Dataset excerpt
______

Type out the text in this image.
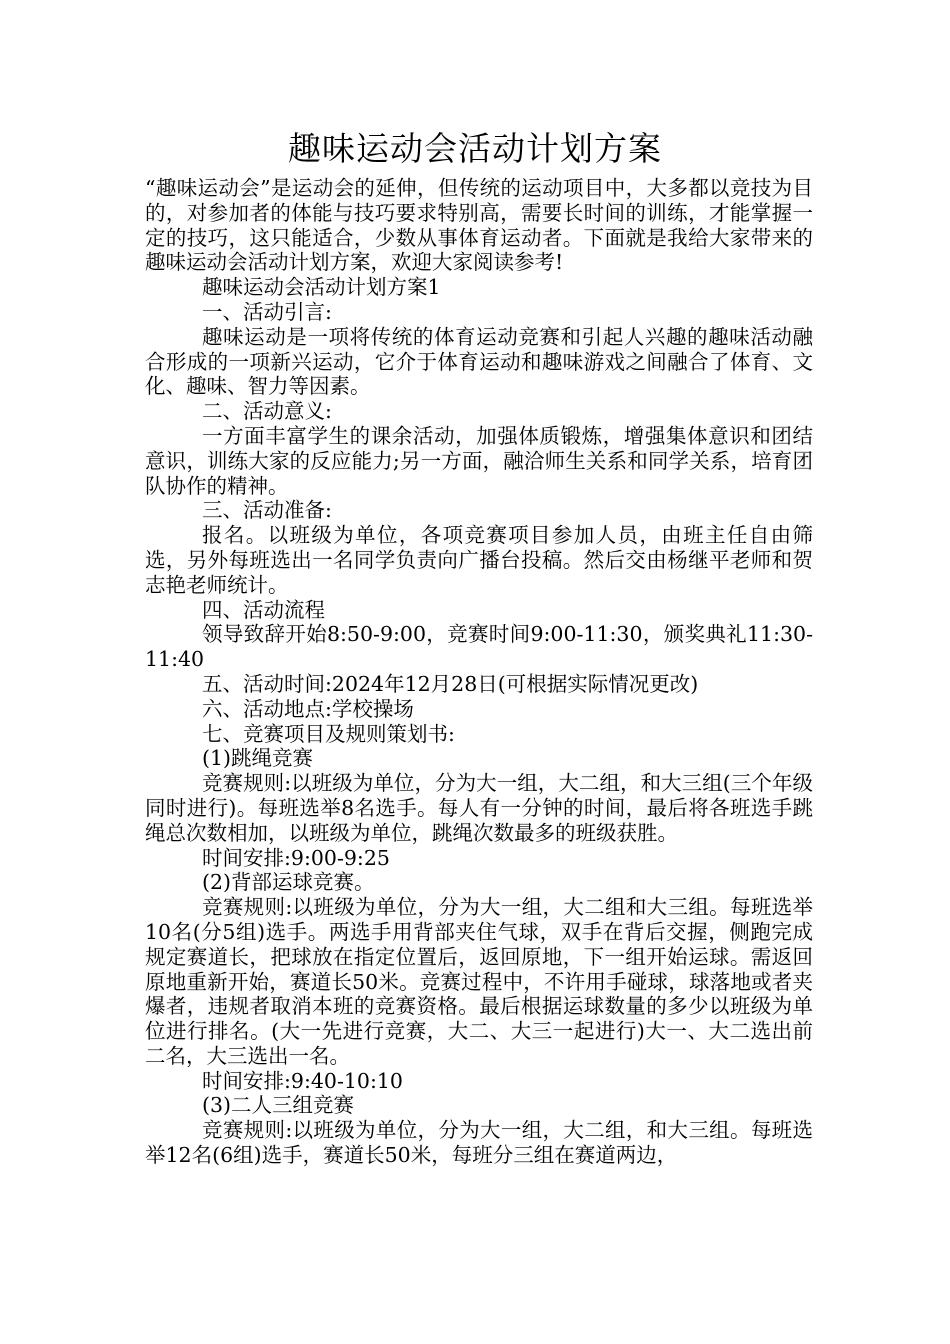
趣味运动会活动计划方案

“趣味运动会”是运动会的延伸，但传统的运动项目中，大多都以竞技为目的，对参加者的体能与技巧要求特别高，需要长时间的训练，才能掌握一定的技巧，这只能适合，少数从事体育运动者。下面就是我给大家带来的趣味运动会活动计划方案，欢迎大家阅读参考!

趣味运动会活动计划方案1

一、活动引言:

趣味运动是一项将传统的体育运动竞赛和引起人兴趣的趣味活动融合形成的一项新兴运动，它介于体育运动和趣味游戏之间融合了体育、文化、趣味、智力等因素。

二、活动意义:

一方面丰富学生的课余活动，加强体质锻炼，增强集体意识和团结意识，训练大家的反应能力;另一方面，融洽师生关系和同学关系，培育团队协作的精神。

三、活动准备:

报名。以班级为单位，各项竞赛项目参加人员，由班主任自由筛选，另外每班选出一名同学负责向广播台投稿。然后交由杨继平老师和贺志艳老师统计。

四、活动流程

领导致辞开始8:50-9:00，竞赛时间9:00-11:30，颁奖典礼11:30-11:40

五、活动时间:2024年12月28日(可根据实际情况更改)

六、活动地点:学校操场

七、竞赛项目及规则策划书:

(1)跳绳竞赛

竞赛规则:以班级为单位，分为大一组，大二组，和大三组(三个年级同时进行)。每班选举8名选手。每人有一分钟的时间，最后将各班选手跳绳总次数相加，以班级为单位，跳绳次数最多的班级获胜。

时间安排:9:00-9:25

(2)背部运球竞赛。

竞赛规则:以班级为单位，分为大一组，大二组和大三组。每班选举10名(分5组)选手。两选手用背部夹住气球，双手在背后交握，侧跑完成规定赛道长，把球放在指定位置后，返回原地，下一组开始运球。需返回原地重新开始，赛道长50米。竞赛过程中，不许用手碰球，球落地或者夹爆者，违规者取消本班的竞赛资格。最后根据运球数量的多少以班级为单位进行排名。(大一先进行竞赛，大二、大三一起进行)大一、大二选出前二名，大三选出一名。

时间安排:9:40-10:10

(3)二人三组竞赛

竞赛规则:以班级为单位，分为大一组，大二组，和大三组。每班选举12名(6组)选手，赛道长50米，每班分三组在赛道两边，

______

# Set exercise
Gather and copy every line of the data in which the string "以班级为单位" is found.

# Answer to this exercise
报名。以班级为单位，各项竞赛项目参加人员，由班主任自由筛选，另外每班选出一名同学负责向广播台投稿。然后交由杨继平老师和贺志艳老师统计。
竞赛规则:以班级为单位，分为大一组，大二组，和大三组(三个年级同时进行)。每班选举8名选手。每人有一分钟的时间，最后将各班选手跳绳总次数相加，以班级为单位，跳绳次数最多的班级获胜。
竞赛规则:以班级为单位，分为大一组，大二组和大三组。每班选举10名(分5组)选手。两选手用背部夹住气球，双手在背后交握，侧跑完成规定赛道长，把球放在指定位置后，返回原地，下一组开始运球。需返回原地重新开始，赛道长50米。竞赛过程中，不许用手碰球，球落地或者夹爆者，违规者取消本班的竞赛资格。最后根据运球数量的多少以班级为单位进行排名。(大一先进行竞赛，大二、大三一起进行)大一、大二选出前二名，大三选出一名。
竞赛规则:以班级为单位，分为大一组，大二组，和大三组。每班选举12名(6组)选手，赛道长50米，每班分三组在赛道两边，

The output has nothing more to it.